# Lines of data
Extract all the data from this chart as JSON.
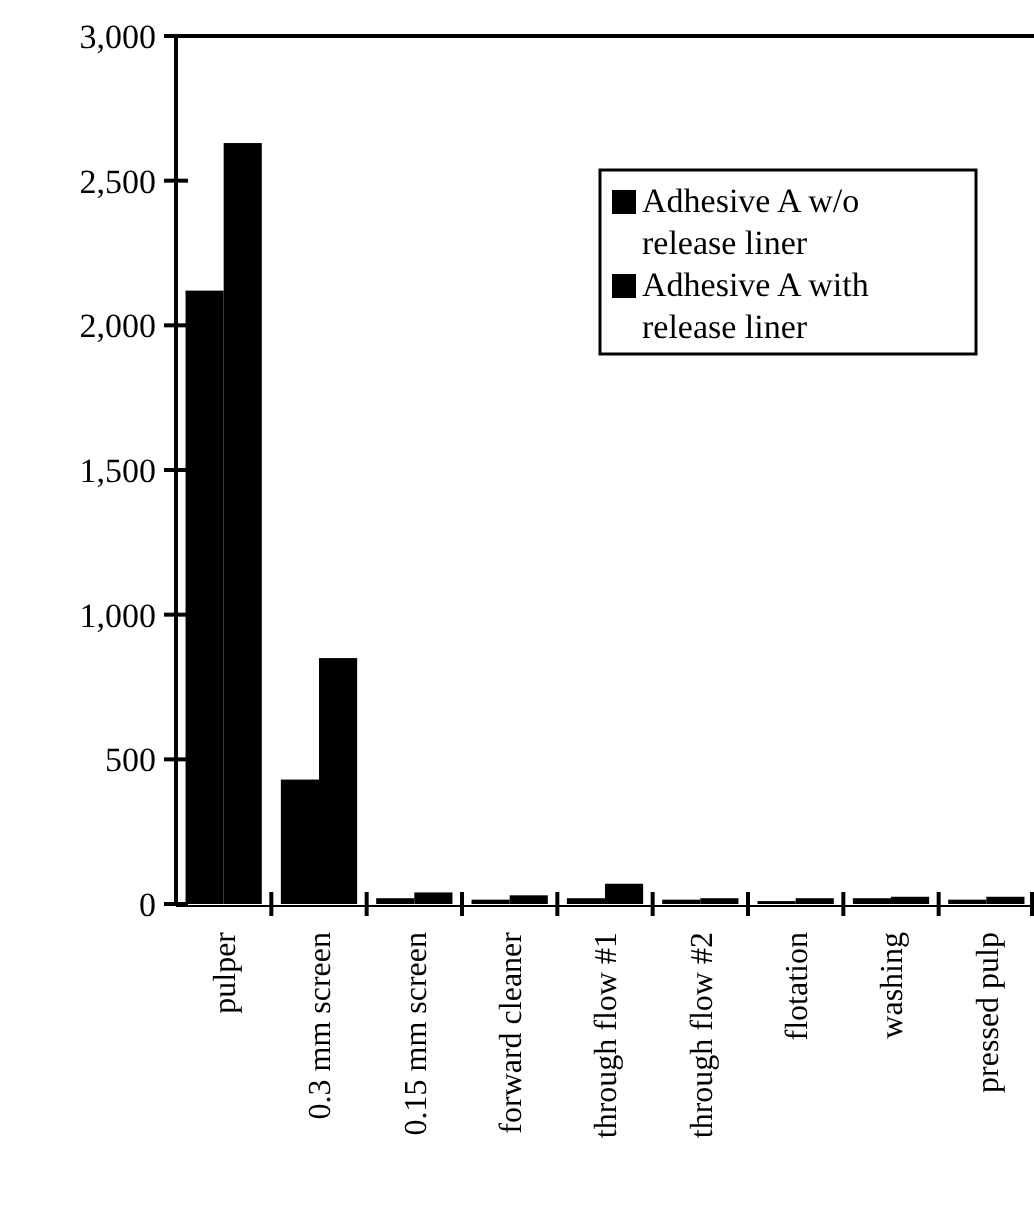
{
  "chart_data": {
    "type": "bar",
    "categories": [
      "pulper",
      "0.3 mm screen",
      "0.15 mm screen",
      "forward cleaner",
      "through flow #1",
      "through flow #2",
      "flotation",
      "washing",
      "pressed pulp"
    ],
    "series": [
      {
        "name": "Adhesive A w/o release liner",
        "color": "#000000",
        "values": [
          2120,
          430,
          20,
          15,
          20,
          15,
          10,
          20,
          15
        ]
      },
      {
        "name": "Adhesive A with release liner",
        "color": "#000000",
        "values": [
          2630,
          850,
          40,
          30,
          70,
          20,
          20,
          25,
          25
        ]
      }
    ],
    "ylim": [
      0,
      3000
    ],
    "yticks": [
      {
        "value": 0,
        "label": "0"
      },
      {
        "value": 500,
        "label": "500"
      },
      {
        "value": 1000,
        "label": "1,000"
      },
      {
        "value": 1500,
        "label": "1,500"
      },
      {
        "value": 2000,
        "label": "2,000"
      },
      {
        "value": 2500,
        "label": "2,500"
      },
      {
        "value": 3000,
        "label": "3,000"
      }
    ],
    "grid": false,
    "legend": "top right"
  }
}
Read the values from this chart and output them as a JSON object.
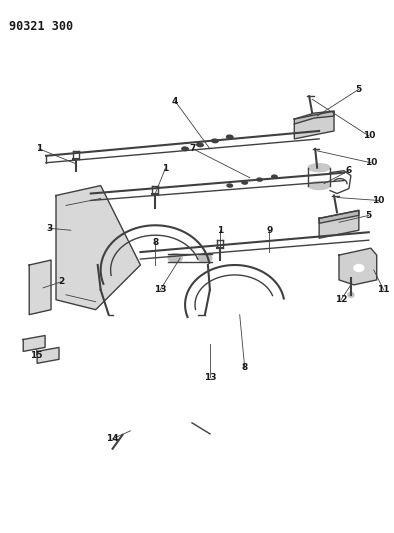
{
  "title": "90321 300",
  "bg_color": "#ffffff",
  "line_color": "#404040",
  "text_color": "#1a1a1a",
  "fig_width": 3.94,
  "fig_height": 5.33,
  "dpi": 100
}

# WHAT THE TASK ASKS
Scan the listing above and copy all lines containing the word "release".

# SOLUTION TO THIS EXERCISE
        "name": "Adhesive A w/o release liner",
        "name": "Adhesive A with release liner",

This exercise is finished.